→ **Job**:
Could you give each of the lines below as one string in a JSON list, skipping blank lines and leaving out the pictures?

→ **Dataset records**:
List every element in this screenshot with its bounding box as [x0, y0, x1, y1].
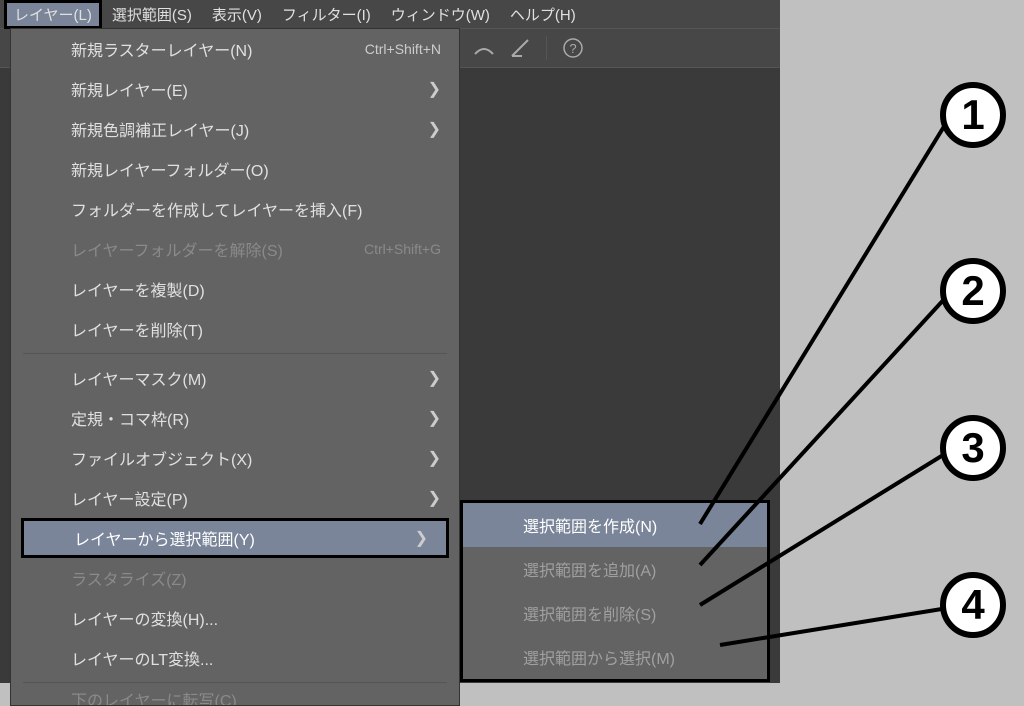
chevron-right-icon: ❯: [415, 528, 428, 548]
menu-new-layer[interactable]: 新規レイヤー(E) ❯: [11, 69, 459, 109]
chevron-right-icon: ❯: [428, 408, 441, 428]
menu-rasterize: ラスタライズ(Z): [11, 558, 459, 598]
menu-label: レイヤーの変換(H)...: [71, 606, 218, 630]
menu-selection[interactable]: 選択範囲(S): [102, 0, 202, 29]
callout-4: 4: [940, 572, 1006, 638]
menu-label: レイヤーから選択範囲(Y): [74, 526, 255, 550]
menu-label: ラスタライズ(Z): [71, 566, 187, 590]
menu-label: 下のレイヤーに転写(C): [71, 687, 237, 705]
callout-2: 2: [940, 258, 1006, 324]
menu-label: フォルダーを作成してレイヤーを挿入(F): [71, 197, 362, 221]
chevron-right-icon: ❯: [428, 79, 441, 99]
menu-duplicate-layer[interactable]: レイヤーを複製(D): [11, 269, 459, 309]
menu-release-folder: レイヤーフォルダーを解除(S) Ctrl+Shift+G: [11, 229, 459, 269]
help-icon[interactable]: ?: [559, 34, 587, 62]
menu-new-tone-layer[interactable]: 新規色調補正レイヤー(J) ❯: [11, 109, 459, 149]
menu-label: ファイルオブジェクト(X): [71, 446, 252, 470]
layer-dropdown-menu: 新規ラスターレイヤー(N) Ctrl+Shift+N 新規レイヤー(E) ❯ 新…: [10, 28, 460, 706]
menu-convert-layer[interactable]: レイヤーの変換(H)...: [11, 598, 459, 638]
menu-label: 定規・コマ枠(R): [71, 406, 189, 430]
menu-window[interactable]: ウィンドウ(W): [381, 0, 500, 29]
menu-label: 新規レイヤー(E): [71, 77, 188, 101]
callout-number: 3: [961, 424, 984, 472]
menu-label: 新規ラスターレイヤー(N): [71, 37, 252, 61]
chevron-right-icon: ❯: [428, 488, 441, 508]
menu-new-raster-layer[interactable]: 新規ラスターレイヤー(N) Ctrl+Shift+N: [11, 29, 459, 69]
submenu-label: 選択範囲から選択(M): [523, 651, 675, 668]
menu-label: レイヤーのLT変換...: [71, 646, 213, 670]
menu-label: レイヤーフォルダーを解除(S): [71, 237, 283, 261]
submenu-delete-selection[interactable]: 選択範囲を削除(S): [463, 591, 767, 635]
menu-layer-to-selection[interactable]: レイヤーから選択範囲(Y) ❯: [21, 518, 449, 558]
menu-lt-convert[interactable]: レイヤーのLT変換...: [11, 638, 459, 678]
tool-icon-1[interactable]: [470, 34, 498, 62]
callout-number: 2: [961, 267, 984, 315]
menu-label: レイヤーを削除(T): [71, 317, 203, 341]
toolbar-separator: [546, 36, 547, 60]
menu-shortcut: Ctrl+Shift+G: [364, 241, 441, 257]
menu-ruler-frame[interactable]: 定規・コマ枠(R) ❯: [11, 398, 459, 438]
menu-filter[interactable]: フィルター(I): [272, 0, 381, 29]
callout-1: 1: [940, 82, 1006, 148]
menu-label: 新規色調補正レイヤー(J): [71, 117, 249, 141]
menu-label: 新規レイヤーフォルダー(O): [71, 157, 269, 181]
svg-text:?: ?: [569, 41, 576, 56]
menu-bar: レイヤー(L) 選択範囲(S) 表示(V) フィルター(I) ウィンドウ(W) …: [0, 0, 780, 28]
submenu-label: 選択範囲を作成(N): [523, 519, 657, 536]
submenu-from-selection[interactable]: 選択範囲から選択(M): [463, 635, 767, 679]
menu-separator: [23, 353, 447, 354]
menu-layer-settings[interactable]: レイヤー設定(P) ❯: [11, 478, 459, 518]
menu-shortcut: Ctrl+Shift+N: [365, 41, 441, 57]
callout-number: 4: [961, 581, 984, 629]
menu-help[interactable]: ヘルプ(H): [500, 0, 586, 29]
tool-icon-2[interactable]: [506, 34, 534, 62]
selection-submenu: 選択範囲を作成(N) 選択範囲を追加(A) 選択範囲を削除(S) 選択範囲から選…: [460, 500, 770, 682]
callout-number: 1: [961, 91, 984, 139]
menu-create-folder-insert[interactable]: フォルダーを作成してレイヤーを挿入(F): [11, 189, 459, 229]
menu-bottom-transfer: 下のレイヤーに転写(C): [11, 687, 459, 705]
menu-view[interactable]: 表示(V): [202, 0, 272, 29]
menu-new-folder[interactable]: 新規レイヤーフォルダー(O): [11, 149, 459, 189]
menu-label: レイヤーマスク(M): [71, 366, 207, 390]
submenu-create-selection[interactable]: 選択範囲を作成(N): [463, 503, 767, 547]
submenu-add-selection[interactable]: 選択範囲を追加(A): [463, 547, 767, 591]
menu-layer-mask[interactable]: レイヤーマスク(M) ❯: [11, 358, 459, 398]
chevron-right-icon: ❯: [428, 448, 441, 468]
menu-file-object[interactable]: ファイルオブジェクト(X) ❯: [11, 438, 459, 478]
callout-3: 3: [940, 415, 1006, 481]
menu-delete-layer[interactable]: レイヤーを削除(T): [11, 309, 459, 349]
chevron-right-icon: ❯: [428, 119, 441, 139]
chevron-right-icon: ❯: [428, 368, 441, 388]
submenu-label: 選択範囲を追加(A): [523, 563, 656, 580]
menu-label: レイヤー設定(P): [71, 486, 188, 510]
menu-label: レイヤーを複製(D): [71, 277, 205, 301]
submenu-label: 選択範囲を削除(S): [523, 607, 656, 624]
menu-layer[interactable]: レイヤー(L): [4, 0, 102, 29]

→ **Completed task**:
[
  "List every element in this screenshot with its bounding box as [x0, y0, x1, y1].",
  "chevron-right-icon: ❯: [415, 528, 428, 548]",
  "menu-new-layer[interactable]: 新規レイヤー(E) ❯: [11, 69, 459, 109]",
  "chevron-right-icon: ❯: [428, 408, 441, 428]",
  "menu-rasterize: ラスタライズ(Z): [11, 558, 459, 598]",
  "menu-label: レイヤーの変換(H)...: [71, 606, 218, 630]",
  "menu-selection[interactable]: 選択範囲(S): [102, 0, 202, 29]",
  "callout-4: 4: [940, 572, 1006, 638]",
  "menu-label: レイヤーから選択範囲(Y): [74, 526, 255, 550]",
  "menu-label: ラスタライズ(Z): [71, 566, 187, 590]",
  "menu-label: 下のレイヤーに転写(C): [71, 687, 237, 705]",
  "callout-2: 2: [940, 258, 1006, 324]",
  "menu-label: フォルダーを作成してレイヤーを挿入(F): [71, 197, 362, 221]",
  "chevron-right-icon: ❯: [428, 79, 441, 99]",
  "menu-duplicate-layer[interactable]: レイヤーを複製(D): [11, 269, 459, 309]",
  "menu-release-folder: レイヤーフォルダーを解除(S) Ctrl+Shift+G: [11, 229, 459, 269]",
  "help-icon[interactable]: ?: [559, 34, 587, 62]",
  "menu-new-tone-layer[interactable]: 新規色調補正レイヤー(J) ❯: [11, 109, 459, 149]",
  "menu-label: ファイルオブジェクト(X): [71, 446, 252, 470]",
  "layer-dropdown-menu: 新規ラスターレイヤー(N) Ctrl+Shift+N 新規レイヤー(E) ❯ 新…: [10, 28, 460, 706]",
  "menu-convert-layer[interactable]: レイヤーの変換(H)...: [11, 598, 459, 638]",
  "menu-label: 定規・コマ枠(R): [71, 406, 189, 430]",
  "menu-window[interactable]: ウィンドウ(W): [381, 0, 500, 29]",
  "menu-label: 新規レイヤー(E): [71, 77, 188, 101]",
  "callout-number: 3: [961, 424, 984, 472]",
  "menu-label: 新規ラスターレイヤー(N): [71, 37, 252, 61]",
  "chevron-right-icon: ❯: [428, 488, 441, 508]",
  "menu-new-raster-layer[interactable]: 新規ラスターレイヤー(N) Ctrl+Shift+N: [11, 29, 459, 69]",
  "submenu-label: 選択範囲から選択(M): [523, 651, 675, 668]",
  "menu-label: レイヤーのLT変換...: [71, 646, 213, 670]",
  "menu-label: レイヤーフォルダーを解除(S): [71, 237, 283, 261]",
  "submenu-delete-selection[interactable]: 選択範囲を削除(S): [463, 591, 767, 635]",
  "menu-layer-to-selection[interactable]: レイヤーから選択範囲(Y) ❯: [21, 518, 449, 558]",
  "menu-lt-convert[interactable]: レイヤーのLT変換...: [11, 638, 459, 678]",
  "tool-icon-1[interactable]: [470, 34, 498, 62]",
  "callout-number: 2: [961, 267, 984, 315]",
  "menu-label: レイヤーを削除(T): [71, 317, 203, 341]",
  "toolbar-separator: [546, 36, 547, 60]",
  "menu-shortcut: Ctrl+Shift+G: [364, 241, 441, 257]",
  "menu-ruler-frame[interactable]: 定規・コマ枠(R) ❯: [11, 398, 459, 438]",
  "menu-filter[interactable]: フィルター(I): [272, 0, 381, 29]",
  "callout-1: 1: [940, 82, 1006, 148]",
  "menu-label: 新規色調補正レイヤー(J): [71, 117, 249, 141]",
  "menu-label: 新規レイヤーフォルダー(O): [71, 157, 269, 181]",
  "svg-text:?: ?: [569, 41, 576, 56]",
  "menu-bar: レイヤー(L) 選択範囲(S) 表示(V) フィルター(I) ウィンドウ(W) …: [0, 0, 780, 28]",
  "submenu-label: 選択範囲を作成(N): [523, 519, 657, 536]",
  "submenu-from-selection[interactable]: 選択範囲から選択(M): [463, 635, 767, 679]",
  "menu-separator: [23, 353, 447, 354]",
  "menu-layer-settings[interactable]: レイヤー設定(P) ❯: [11, 478, 459, 518]",
  "menu-shortcut: Ctrl+Shift+N: [365, 41, 441, 57]",
  "callout-number: 4: [961, 581, 984, 629]",
  "menu-help[interactable]: ヘルプ(H): [500, 0, 586, 29]",
  "tool-icon-2[interactable]: [506, 34, 534, 62]",
  "selection-submenu: 選択範囲を作成(N) 選択範囲を追加(A) 選択範囲を削除(S) 選択範囲から選…: [460, 500, 770, 682]",
  "callout-number: 1: [961, 91, 984, 139]",
  "menu-create-folder-insert[interactable]: フォルダーを作成してレイヤーを挿入(F): [11, 189, 459, 229]",
  "menu-bottom-transfer: 下のレイヤーに転写(C): [11, 687, 459, 705]",
  "menu-view[interactable]: 表示(V): [202, 0, 272, 29]",
  "menu-new-folder[interactable]: 新規レイヤーフォルダー(O): [11, 149, 459, 189]",
  "menu-label: レイヤーマスク(M): [71, 366, 207, 390]",
  "submenu-create-selection[interactable]: 選択範囲を作成(N): [463, 503, 767, 547]",
  "submenu-add-selection[interactable]: 選択範囲を追加(A): [463, 547, 767, 591]",
  "menu-layer-mask[interactable]: レイヤーマスク(M) ❯: [11, 358, 459, 398]",
  "chevron-right-icon: ❯: [428, 448, 441, 468]",
  "menu-file-object[interactable]: ファイルオブジェクト(X) ❯: [11, 438, 459, 478]",
  "callout-3: 3: [940, 415, 1006, 481]",
  "menu-delete-layer[interactable]: レイヤーを削除(T): [11, 309, 459, 349]",
  "chevron-right-icon: ❯: [428, 119, 441, 139]",
  "chevron-right-icon: ❯: [428, 368, 441, 388]",
  "submenu-label: 選択範囲を追加(A): [523, 563, 656, 580]",
  "menu-label: レイヤー設定(P): [71, 486, 188, 510]",
  "menu-label: レイヤーを複製(D): [71, 277, 205, 301]",
  "submenu-label: 選択範囲を削除(S): [523, 607, 656, 624]",
  "menu-layer[interactable]: レイヤー(L): [4, 0, 102, 29]"
]